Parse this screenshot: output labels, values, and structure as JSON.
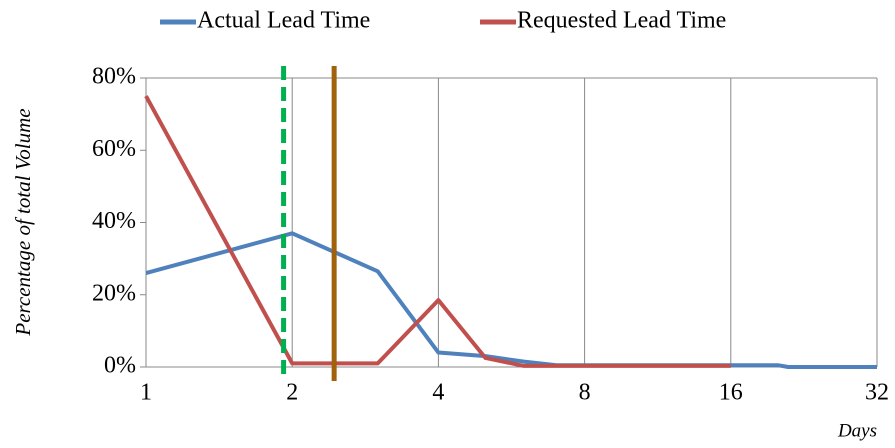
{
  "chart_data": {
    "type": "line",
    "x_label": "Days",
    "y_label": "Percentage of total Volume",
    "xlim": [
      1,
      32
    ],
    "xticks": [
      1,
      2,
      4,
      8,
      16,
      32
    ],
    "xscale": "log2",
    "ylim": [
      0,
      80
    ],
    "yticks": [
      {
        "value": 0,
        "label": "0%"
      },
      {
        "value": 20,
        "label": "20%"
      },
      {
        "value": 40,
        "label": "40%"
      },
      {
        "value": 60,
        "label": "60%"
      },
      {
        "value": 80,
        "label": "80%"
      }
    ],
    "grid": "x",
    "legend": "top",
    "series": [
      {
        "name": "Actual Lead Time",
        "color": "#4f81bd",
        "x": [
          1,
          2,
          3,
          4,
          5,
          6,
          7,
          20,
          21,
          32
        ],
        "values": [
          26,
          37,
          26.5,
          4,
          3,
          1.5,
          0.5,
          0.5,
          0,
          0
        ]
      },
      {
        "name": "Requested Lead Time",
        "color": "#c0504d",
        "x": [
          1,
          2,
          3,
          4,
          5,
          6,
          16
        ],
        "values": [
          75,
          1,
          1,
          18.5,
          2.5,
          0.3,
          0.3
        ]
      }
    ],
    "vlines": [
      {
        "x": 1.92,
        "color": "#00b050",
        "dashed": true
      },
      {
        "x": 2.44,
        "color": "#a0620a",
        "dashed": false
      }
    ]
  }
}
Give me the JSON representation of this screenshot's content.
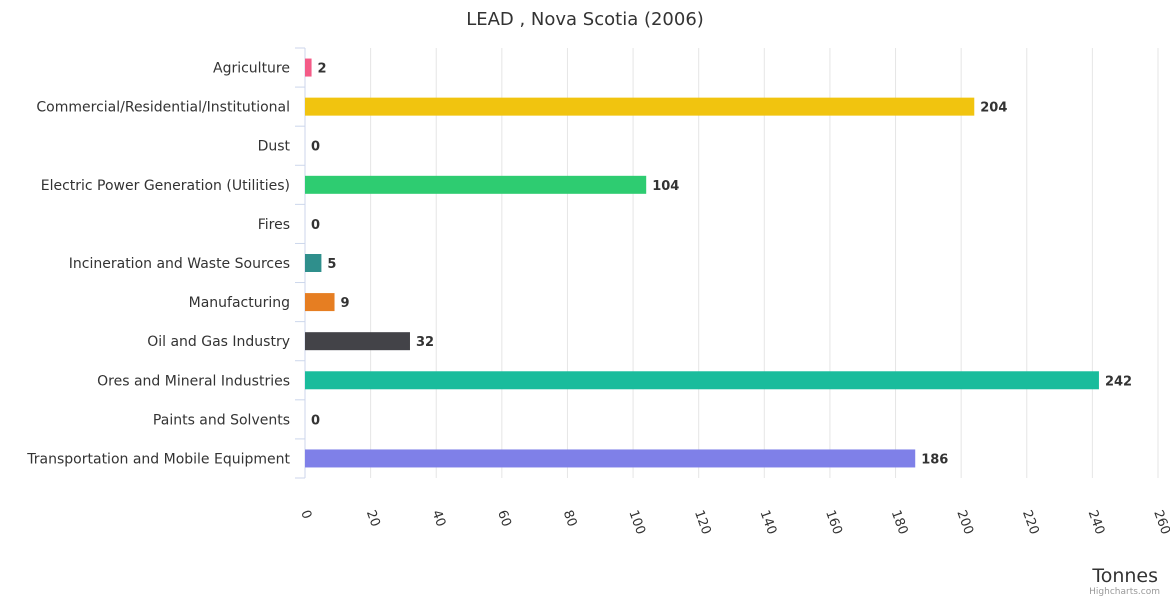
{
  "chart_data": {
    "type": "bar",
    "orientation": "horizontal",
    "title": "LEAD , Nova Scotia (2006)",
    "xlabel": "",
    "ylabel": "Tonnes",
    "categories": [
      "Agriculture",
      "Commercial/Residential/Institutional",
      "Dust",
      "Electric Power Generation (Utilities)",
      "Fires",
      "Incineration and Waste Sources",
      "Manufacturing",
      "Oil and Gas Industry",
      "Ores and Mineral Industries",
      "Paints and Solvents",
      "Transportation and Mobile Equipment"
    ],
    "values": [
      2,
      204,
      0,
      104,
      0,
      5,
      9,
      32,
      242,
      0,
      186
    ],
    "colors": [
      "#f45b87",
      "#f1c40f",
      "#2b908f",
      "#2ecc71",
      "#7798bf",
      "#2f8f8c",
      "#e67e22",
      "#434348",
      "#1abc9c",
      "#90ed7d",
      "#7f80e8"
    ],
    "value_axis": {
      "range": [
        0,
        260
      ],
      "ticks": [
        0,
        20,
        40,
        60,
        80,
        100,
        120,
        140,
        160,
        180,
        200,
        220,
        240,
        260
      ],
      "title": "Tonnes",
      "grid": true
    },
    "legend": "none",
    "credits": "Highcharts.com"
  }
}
§ §
Your objective =
Transcribe the complete set of entries verbatim. No pictures belong in the copy.

Answer to this exercise =
Parse this screenshot: output labels, values, and structure as JSON.
{
  "chart_data": {
    "type": "line",
    "x_label": "Days",
    "y_label": "Percentage of total Volume",
    "xlim": [
      1,
      32
    ],
    "xticks": [
      1,
      2,
      4,
      8,
      16,
      32
    ],
    "xscale": "log2",
    "ylim": [
      0,
      80
    ],
    "yticks": [
      {
        "value": 0,
        "label": "0%"
      },
      {
        "value": 20,
        "label": "20%"
      },
      {
        "value": 40,
        "label": "40%"
      },
      {
        "value": 60,
        "label": "60%"
      },
      {
        "value": 80,
        "label": "80%"
      }
    ],
    "grid": "x",
    "legend": "top",
    "series": [
      {
        "name": "Actual Lead Time",
        "color": "#4f81bd",
        "x": [
          1,
          2,
          3,
          4,
          5,
          6,
          7,
          20,
          21,
          32
        ],
        "values": [
          26,
          37,
          26.5,
          4,
          3,
          1.5,
          0.5,
          0.5,
          0,
          0
        ]
      },
      {
        "name": "Requested Lead Time",
        "color": "#c0504d",
        "x": [
          1,
          2,
          3,
          4,
          5,
          6,
          16
        ],
        "values": [
          75,
          1,
          1,
          18.5,
          2.5,
          0.3,
          0.3
        ]
      }
    ],
    "vlines": [
      {
        "x": 1.92,
        "color": "#00b050",
        "dashed": true
      },
      {
        "x": 2.44,
        "color": "#a0620a",
        "dashed": false
      }
    ]
  }
}
Give me the JSON representation of this screenshot's content.
{
  "chart_data": {
    "type": "bar",
    "orientation": "horizontal",
    "title": "LEAD , Nova Scotia (2006)",
    "xlabel": "",
    "ylabel": "Tonnes",
    "categories": [
      "Agriculture",
      "Commercial/Residential/Institutional",
      "Dust",
      "Electric Power Generation (Utilities)",
      "Fires",
      "Incineration and Waste Sources",
      "Manufacturing",
      "Oil and Gas Industry",
      "Ores and Mineral Industries",
      "Paints and Solvents",
      "Transportation and Mobile Equipment"
    ],
    "values": [
      2,
      204,
      0,
      104,
      0,
      5,
      9,
      32,
      242,
      0,
      186
    ],
    "colors": [
      "#f45b87",
      "#f1c40f",
      "#2b908f",
      "#2ecc71",
      "#7798bf",
      "#2f8f8c",
      "#e67e22",
      "#434348",
      "#1abc9c",
      "#90ed7d",
      "#7f80e8"
    ],
    "value_axis": {
      "range": [
        0,
        260
      ],
      "ticks": [
        0,
        20,
        40,
        60,
        80,
        100,
        120,
        140,
        160,
        180,
        200,
        220,
        240,
        260
      ],
      "title": "Tonnes",
      "grid": true
    },
    "legend": "none",
    "credits": "Highcharts.com"
  }
}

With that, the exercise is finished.